>> BEGIN INFORMATION SHOWN
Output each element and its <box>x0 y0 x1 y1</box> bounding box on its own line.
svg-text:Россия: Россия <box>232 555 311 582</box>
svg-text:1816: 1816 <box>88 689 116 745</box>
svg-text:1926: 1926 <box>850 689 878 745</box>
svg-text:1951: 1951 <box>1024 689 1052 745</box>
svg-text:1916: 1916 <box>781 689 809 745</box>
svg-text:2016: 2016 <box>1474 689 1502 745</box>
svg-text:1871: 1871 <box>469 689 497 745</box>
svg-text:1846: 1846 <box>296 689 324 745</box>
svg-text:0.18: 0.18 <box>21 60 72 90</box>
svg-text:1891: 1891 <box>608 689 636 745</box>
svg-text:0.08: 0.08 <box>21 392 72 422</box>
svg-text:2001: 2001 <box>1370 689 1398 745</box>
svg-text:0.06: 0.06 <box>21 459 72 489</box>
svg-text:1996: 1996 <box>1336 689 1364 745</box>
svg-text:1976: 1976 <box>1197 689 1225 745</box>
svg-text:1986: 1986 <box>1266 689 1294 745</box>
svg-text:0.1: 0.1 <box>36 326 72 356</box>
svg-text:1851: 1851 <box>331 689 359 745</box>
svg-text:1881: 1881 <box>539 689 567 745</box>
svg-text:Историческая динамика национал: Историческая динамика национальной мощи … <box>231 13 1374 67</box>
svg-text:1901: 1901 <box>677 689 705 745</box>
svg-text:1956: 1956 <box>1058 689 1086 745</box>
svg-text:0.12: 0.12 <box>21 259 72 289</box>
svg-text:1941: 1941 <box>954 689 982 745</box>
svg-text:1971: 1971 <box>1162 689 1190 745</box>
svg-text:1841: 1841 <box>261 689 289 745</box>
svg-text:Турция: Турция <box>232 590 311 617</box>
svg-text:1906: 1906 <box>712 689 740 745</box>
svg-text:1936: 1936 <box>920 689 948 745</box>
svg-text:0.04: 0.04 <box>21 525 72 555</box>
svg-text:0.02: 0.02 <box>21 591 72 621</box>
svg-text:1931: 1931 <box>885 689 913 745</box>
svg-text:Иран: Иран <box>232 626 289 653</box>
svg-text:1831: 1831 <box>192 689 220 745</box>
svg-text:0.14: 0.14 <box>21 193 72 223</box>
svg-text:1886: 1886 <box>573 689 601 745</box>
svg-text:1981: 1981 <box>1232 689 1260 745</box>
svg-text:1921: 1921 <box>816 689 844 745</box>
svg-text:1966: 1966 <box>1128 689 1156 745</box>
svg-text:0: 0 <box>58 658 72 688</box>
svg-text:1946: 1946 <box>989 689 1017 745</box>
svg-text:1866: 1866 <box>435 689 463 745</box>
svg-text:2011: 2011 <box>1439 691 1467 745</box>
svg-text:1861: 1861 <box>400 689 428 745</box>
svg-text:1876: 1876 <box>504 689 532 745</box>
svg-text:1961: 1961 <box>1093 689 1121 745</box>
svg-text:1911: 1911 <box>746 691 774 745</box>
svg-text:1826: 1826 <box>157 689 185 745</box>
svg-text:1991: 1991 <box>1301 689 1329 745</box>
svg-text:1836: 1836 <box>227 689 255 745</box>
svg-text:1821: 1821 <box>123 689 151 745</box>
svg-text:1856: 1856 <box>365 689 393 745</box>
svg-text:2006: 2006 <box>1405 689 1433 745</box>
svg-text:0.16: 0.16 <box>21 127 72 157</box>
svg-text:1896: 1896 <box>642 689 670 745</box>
>> END INFORMATION SHOWN
#### PROBLEM TO WORK ON:
Can you format every line of the data above as a numbered list, leaving out any blank lines?

#### TASK SOLUTION:
1. Output each element and its <box>x0 y0 x1 y1</box> bounding box on its own line.
2. svg-text:Россия: Россия <box>232 555 311 582</box>
3. svg-text:1816: 1816 <box>88 689 116 745</box>
4. svg-text:1926: 1926 <box>850 689 878 745</box>
5. svg-text:1951: 1951 <box>1024 689 1052 745</box>
6. svg-text:1916: 1916 <box>781 689 809 745</box>
7. svg-text:2016: 2016 <box>1474 689 1502 745</box>
8. svg-text:1871: 1871 <box>469 689 497 745</box>
9. svg-text:1846: 1846 <box>296 689 324 745</box>
10. svg-text:0.18: 0.18 <box>21 60 72 90</box>
11. svg-text:1891: 1891 <box>608 689 636 745</box>
12. svg-text:0.08: 0.08 <box>21 392 72 422</box>
13. svg-text:2001: 2001 <box>1370 689 1398 745</box>
14. svg-text:0.06: 0.06 <box>21 459 72 489</box>
15. svg-text:1996: 1996 <box>1336 689 1364 745</box>
16. svg-text:1976: 1976 <box>1197 689 1225 745</box>
17. svg-text:1986: 1986 <box>1266 689 1294 745</box>
18. svg-text:0.1: 0.1 <box>36 326 72 356</box>
19. svg-text:1851: 1851 <box>331 689 359 745</box>
20. svg-text:1881: 1881 <box>539 689 567 745</box>
21. svg-text:Историческая динамика национал: Историческая динамика национальной мощи … <box>231 13 1374 67</box>
22. svg-text:1901: 1901 <box>677 689 705 745</box>
23. svg-text:1956: 1956 <box>1058 689 1086 745</box>
24. svg-text:0.12: 0.12 <box>21 259 72 289</box>
25. svg-text:1941: 1941 <box>954 689 982 745</box>
26. svg-text:1971: 1971 <box>1162 689 1190 745</box>
27. svg-text:1841: 1841 <box>261 689 289 745</box>
28. svg-text:Турция: Турция <box>232 590 311 617</box>
29. svg-text:1906: 1906 <box>712 689 740 745</box>
30. svg-text:1936: 1936 <box>920 689 948 745</box>
31. svg-text:0.04: 0.04 <box>21 525 72 555</box>
32. svg-text:0.02: 0.02 <box>21 591 72 621</box>
33. svg-text:1931: 1931 <box>885 689 913 745</box>
34. svg-text:Иран: Иран <box>232 626 289 653</box>
35. svg-text:1831: 1831 <box>192 689 220 745</box>
36. svg-text:0.14: 0.14 <box>21 193 72 223</box>
37. svg-text:1886: 1886 <box>573 689 601 745</box>
38. svg-text:1981: 1981 <box>1232 689 1260 745</box>
39. svg-text:1921: 1921 <box>816 689 844 745</box>
40. svg-text:1966: 1966 <box>1128 689 1156 745</box>
41. svg-text:0: 0 <box>58 658 72 688</box>
42. svg-text:1946: 1946 <box>989 689 1017 745</box>
43. svg-text:1866: 1866 <box>435 689 463 745</box>
44. svg-text:2011: 2011 <box>1439 691 1467 745</box>
45. svg-text:1861: 1861 <box>400 689 428 745</box>
46. svg-text:1876: 1876 <box>504 689 532 745</box>
47. svg-text:1961: 1961 <box>1093 689 1121 745</box>
48. svg-text:1911: 1911 <box>746 691 774 745</box>
49. svg-text:1826: 1826 <box>157 689 185 745</box>
50. svg-text:1991: 1991 <box>1301 689 1329 745</box>
51. svg-text:1836: 1836 <box>227 689 255 745</box>
52. svg-text:1821: 1821 <box>123 689 151 745</box>
53. svg-text:1856: 1856 <box>365 689 393 745</box>
54. svg-text:2006: 2006 <box>1405 689 1433 745</box>
55. svg-text:0.16: 0.16 <box>21 127 72 157</box>
56. svg-text:1896: 1896 <box>642 689 670 745</box>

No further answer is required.